#### Dataset rows ####

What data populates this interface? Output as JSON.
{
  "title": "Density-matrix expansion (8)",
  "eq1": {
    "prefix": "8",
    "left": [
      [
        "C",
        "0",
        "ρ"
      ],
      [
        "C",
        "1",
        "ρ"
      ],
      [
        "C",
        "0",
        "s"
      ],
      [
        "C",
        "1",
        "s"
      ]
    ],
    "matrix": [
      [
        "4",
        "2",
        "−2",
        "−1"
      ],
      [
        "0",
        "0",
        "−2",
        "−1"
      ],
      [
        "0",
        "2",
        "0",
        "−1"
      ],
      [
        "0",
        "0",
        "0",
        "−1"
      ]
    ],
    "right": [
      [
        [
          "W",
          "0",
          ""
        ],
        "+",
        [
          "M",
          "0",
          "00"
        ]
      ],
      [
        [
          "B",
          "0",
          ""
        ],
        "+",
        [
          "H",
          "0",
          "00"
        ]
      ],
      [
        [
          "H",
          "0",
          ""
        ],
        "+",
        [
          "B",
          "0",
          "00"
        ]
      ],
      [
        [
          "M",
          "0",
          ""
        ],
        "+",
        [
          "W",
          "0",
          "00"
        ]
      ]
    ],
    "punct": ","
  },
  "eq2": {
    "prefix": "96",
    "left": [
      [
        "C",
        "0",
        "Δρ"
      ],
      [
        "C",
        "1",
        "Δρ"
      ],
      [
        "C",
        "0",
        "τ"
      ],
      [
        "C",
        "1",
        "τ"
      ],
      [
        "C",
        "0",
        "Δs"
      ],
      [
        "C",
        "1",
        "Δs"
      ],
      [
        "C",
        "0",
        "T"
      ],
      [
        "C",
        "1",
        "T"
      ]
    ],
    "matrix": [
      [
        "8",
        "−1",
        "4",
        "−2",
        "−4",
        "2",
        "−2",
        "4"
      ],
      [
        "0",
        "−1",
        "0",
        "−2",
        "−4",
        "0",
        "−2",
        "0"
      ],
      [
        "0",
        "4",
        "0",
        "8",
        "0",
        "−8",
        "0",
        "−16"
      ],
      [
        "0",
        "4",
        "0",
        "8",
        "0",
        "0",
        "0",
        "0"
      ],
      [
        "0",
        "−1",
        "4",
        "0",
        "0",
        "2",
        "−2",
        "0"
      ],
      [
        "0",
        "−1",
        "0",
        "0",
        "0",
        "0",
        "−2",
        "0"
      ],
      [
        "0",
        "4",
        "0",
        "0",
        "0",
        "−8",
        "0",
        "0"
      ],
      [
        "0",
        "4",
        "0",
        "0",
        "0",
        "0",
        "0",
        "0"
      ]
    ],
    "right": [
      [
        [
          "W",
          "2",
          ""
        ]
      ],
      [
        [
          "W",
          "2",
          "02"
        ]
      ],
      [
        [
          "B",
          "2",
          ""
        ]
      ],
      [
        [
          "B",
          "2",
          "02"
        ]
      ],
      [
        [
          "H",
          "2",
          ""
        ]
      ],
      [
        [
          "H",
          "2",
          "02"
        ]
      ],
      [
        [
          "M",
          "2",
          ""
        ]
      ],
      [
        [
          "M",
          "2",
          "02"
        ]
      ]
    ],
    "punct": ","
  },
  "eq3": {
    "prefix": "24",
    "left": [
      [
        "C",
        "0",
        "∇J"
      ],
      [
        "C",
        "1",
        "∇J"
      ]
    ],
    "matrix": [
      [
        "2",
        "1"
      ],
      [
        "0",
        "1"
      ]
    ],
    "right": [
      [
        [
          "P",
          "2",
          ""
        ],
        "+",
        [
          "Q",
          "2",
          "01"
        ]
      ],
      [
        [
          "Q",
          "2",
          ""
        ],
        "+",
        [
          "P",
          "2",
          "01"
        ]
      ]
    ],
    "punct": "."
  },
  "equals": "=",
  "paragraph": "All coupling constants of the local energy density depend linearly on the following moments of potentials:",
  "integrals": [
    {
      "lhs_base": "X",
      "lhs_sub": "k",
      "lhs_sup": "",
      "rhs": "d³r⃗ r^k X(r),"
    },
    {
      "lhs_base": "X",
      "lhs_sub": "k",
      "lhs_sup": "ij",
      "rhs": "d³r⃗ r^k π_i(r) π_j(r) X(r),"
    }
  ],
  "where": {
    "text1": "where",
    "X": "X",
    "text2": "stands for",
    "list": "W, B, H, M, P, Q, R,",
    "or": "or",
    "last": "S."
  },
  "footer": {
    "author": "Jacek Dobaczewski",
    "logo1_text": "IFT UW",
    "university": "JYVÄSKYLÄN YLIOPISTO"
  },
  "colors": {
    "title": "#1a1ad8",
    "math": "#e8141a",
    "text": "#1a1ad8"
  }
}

####

- _Task_
Find every line in the records that contains the word "title"; copy those lines.

- _Answer in full_
  "title": "Density-matrix expansion (8)",
    "title": "#1a1ad8",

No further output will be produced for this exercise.